■ DATASET RECORDS:
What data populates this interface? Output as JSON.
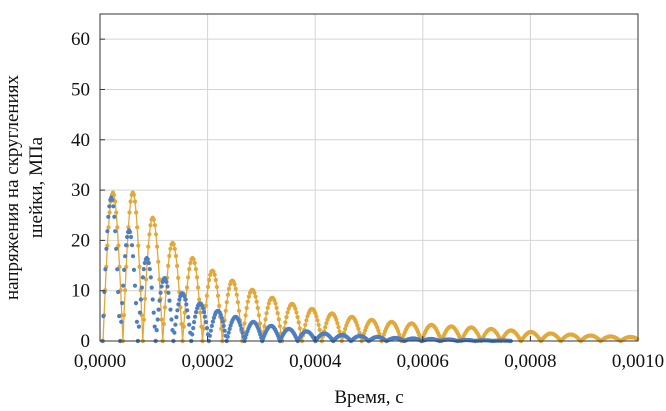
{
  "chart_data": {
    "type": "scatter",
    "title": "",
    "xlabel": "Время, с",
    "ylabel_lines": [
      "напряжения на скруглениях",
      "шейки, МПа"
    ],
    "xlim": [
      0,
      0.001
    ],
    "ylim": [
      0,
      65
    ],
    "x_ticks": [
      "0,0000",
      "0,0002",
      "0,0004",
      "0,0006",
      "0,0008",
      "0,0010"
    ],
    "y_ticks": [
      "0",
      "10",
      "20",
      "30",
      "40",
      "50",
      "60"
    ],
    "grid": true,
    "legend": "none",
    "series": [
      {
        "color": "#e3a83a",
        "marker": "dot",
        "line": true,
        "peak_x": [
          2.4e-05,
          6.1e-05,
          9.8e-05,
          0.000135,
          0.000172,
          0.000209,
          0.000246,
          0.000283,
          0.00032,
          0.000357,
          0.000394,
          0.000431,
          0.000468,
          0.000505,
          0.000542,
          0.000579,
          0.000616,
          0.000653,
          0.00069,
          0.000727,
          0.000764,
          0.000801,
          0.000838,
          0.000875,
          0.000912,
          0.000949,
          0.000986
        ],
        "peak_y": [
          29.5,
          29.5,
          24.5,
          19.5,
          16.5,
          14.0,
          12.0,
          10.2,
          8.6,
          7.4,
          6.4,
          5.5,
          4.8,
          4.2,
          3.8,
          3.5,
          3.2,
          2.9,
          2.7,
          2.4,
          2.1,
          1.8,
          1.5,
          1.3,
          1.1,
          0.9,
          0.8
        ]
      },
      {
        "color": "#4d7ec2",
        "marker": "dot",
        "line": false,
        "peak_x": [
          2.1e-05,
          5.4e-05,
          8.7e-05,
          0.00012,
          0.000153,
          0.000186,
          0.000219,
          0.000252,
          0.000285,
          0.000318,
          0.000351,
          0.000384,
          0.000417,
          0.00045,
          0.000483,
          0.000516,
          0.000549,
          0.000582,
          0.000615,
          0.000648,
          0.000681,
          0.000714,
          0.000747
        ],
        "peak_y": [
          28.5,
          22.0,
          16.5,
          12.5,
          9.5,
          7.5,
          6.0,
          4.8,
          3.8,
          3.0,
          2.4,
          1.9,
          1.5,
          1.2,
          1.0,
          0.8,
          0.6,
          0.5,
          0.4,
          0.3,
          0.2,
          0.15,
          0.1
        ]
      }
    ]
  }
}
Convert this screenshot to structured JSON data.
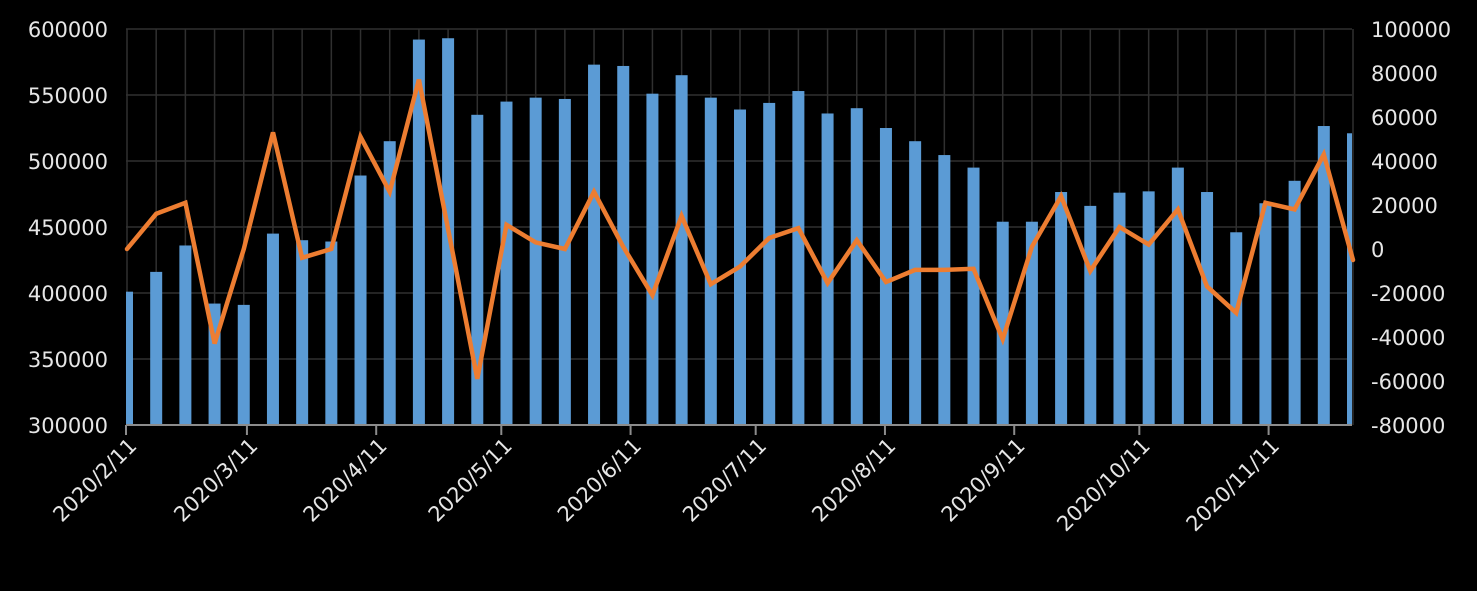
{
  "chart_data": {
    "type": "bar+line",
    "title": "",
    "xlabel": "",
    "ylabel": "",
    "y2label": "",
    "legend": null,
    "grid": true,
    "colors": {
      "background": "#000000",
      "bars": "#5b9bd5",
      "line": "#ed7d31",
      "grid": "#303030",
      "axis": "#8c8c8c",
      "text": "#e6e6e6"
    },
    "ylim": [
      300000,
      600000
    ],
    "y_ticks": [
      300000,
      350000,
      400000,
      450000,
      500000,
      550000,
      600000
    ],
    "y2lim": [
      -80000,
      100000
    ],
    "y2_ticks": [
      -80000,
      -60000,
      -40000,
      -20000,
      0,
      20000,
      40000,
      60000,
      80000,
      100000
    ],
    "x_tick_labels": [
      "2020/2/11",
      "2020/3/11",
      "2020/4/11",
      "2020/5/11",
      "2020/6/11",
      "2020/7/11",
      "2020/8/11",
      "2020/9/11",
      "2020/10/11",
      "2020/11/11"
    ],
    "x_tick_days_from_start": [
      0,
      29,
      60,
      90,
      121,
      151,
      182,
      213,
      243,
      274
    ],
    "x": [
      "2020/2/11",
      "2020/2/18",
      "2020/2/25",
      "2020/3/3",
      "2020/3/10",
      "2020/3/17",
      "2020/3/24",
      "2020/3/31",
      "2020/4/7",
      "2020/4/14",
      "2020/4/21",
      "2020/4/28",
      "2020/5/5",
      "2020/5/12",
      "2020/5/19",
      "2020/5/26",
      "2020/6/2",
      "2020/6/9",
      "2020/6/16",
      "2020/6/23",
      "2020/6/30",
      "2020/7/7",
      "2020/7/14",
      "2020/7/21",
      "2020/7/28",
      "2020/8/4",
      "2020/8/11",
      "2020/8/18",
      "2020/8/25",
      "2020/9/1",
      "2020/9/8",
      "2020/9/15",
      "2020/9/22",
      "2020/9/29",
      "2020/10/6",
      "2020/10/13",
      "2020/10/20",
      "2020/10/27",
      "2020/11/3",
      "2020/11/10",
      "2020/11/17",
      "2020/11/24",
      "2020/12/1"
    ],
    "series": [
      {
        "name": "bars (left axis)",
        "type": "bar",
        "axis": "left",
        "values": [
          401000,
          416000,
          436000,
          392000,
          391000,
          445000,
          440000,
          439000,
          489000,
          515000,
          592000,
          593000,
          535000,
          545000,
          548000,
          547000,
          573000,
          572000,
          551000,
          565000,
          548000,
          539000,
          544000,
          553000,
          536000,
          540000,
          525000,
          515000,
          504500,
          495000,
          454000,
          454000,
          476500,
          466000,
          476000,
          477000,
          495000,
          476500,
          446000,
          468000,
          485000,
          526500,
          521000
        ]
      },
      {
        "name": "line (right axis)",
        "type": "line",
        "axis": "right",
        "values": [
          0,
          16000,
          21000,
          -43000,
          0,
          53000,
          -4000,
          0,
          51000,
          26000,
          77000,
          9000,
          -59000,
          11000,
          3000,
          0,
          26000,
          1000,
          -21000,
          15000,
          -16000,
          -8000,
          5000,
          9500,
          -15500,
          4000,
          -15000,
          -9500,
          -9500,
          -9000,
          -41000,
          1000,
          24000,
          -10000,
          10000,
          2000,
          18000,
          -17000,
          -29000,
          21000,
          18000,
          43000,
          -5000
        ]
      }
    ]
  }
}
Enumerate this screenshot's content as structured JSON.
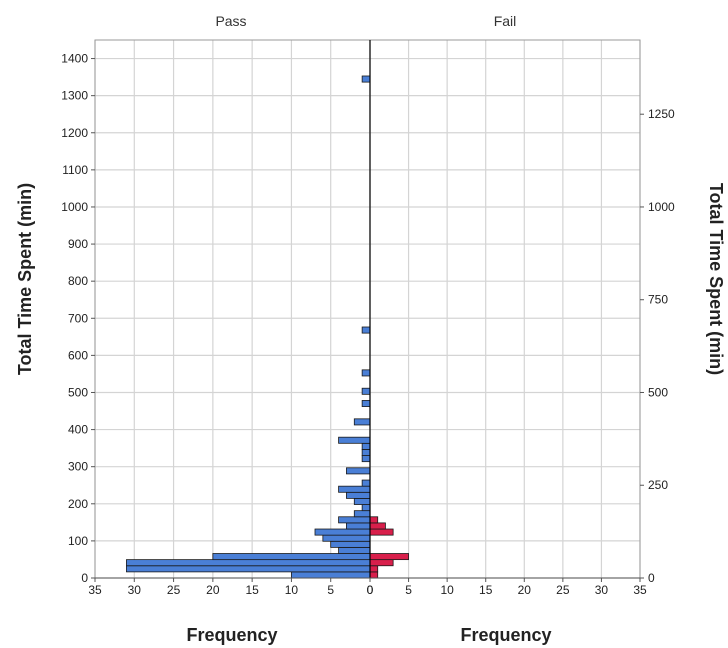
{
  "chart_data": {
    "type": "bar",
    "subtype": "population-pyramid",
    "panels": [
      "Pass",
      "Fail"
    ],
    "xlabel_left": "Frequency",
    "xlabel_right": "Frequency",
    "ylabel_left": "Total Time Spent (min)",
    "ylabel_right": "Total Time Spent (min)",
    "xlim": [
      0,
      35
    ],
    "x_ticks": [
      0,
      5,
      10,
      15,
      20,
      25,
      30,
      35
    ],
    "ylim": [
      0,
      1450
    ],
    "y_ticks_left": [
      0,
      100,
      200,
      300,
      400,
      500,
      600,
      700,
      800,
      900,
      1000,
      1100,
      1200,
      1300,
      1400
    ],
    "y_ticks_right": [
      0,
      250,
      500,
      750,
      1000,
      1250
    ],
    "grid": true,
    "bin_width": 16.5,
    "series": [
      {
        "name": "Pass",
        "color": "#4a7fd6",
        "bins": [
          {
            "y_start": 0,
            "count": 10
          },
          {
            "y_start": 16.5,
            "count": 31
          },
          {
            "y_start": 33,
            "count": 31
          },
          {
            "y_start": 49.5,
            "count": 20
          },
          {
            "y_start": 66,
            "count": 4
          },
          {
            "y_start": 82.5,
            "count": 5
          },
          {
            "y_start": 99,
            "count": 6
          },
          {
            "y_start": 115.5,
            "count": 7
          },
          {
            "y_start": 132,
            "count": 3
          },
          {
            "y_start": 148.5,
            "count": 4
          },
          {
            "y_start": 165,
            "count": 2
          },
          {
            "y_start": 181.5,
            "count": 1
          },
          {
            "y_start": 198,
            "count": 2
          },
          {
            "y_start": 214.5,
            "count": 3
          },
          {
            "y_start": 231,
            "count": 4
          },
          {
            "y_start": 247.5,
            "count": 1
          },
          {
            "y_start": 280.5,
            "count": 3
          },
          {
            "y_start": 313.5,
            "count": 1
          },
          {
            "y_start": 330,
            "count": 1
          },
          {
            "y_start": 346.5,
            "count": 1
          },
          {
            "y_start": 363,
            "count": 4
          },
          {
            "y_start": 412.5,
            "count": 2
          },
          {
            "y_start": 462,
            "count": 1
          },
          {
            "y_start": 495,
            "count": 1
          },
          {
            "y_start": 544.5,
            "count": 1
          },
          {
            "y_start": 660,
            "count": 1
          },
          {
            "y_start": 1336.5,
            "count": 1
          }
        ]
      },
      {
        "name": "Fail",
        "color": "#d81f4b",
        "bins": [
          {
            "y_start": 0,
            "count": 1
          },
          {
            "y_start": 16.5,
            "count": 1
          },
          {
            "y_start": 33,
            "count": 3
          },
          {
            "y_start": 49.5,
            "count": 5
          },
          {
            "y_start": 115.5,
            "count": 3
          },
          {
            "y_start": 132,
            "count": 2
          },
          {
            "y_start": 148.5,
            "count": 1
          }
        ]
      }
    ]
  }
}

■ PROBLEM TO WORK ON:
Pick out each line containing the string "structured" and copy it.

■ WRITTEN RESPONSE:
Convert this screenshot to structured JSON data.
Enumerate this screenshot's content as structured JSON.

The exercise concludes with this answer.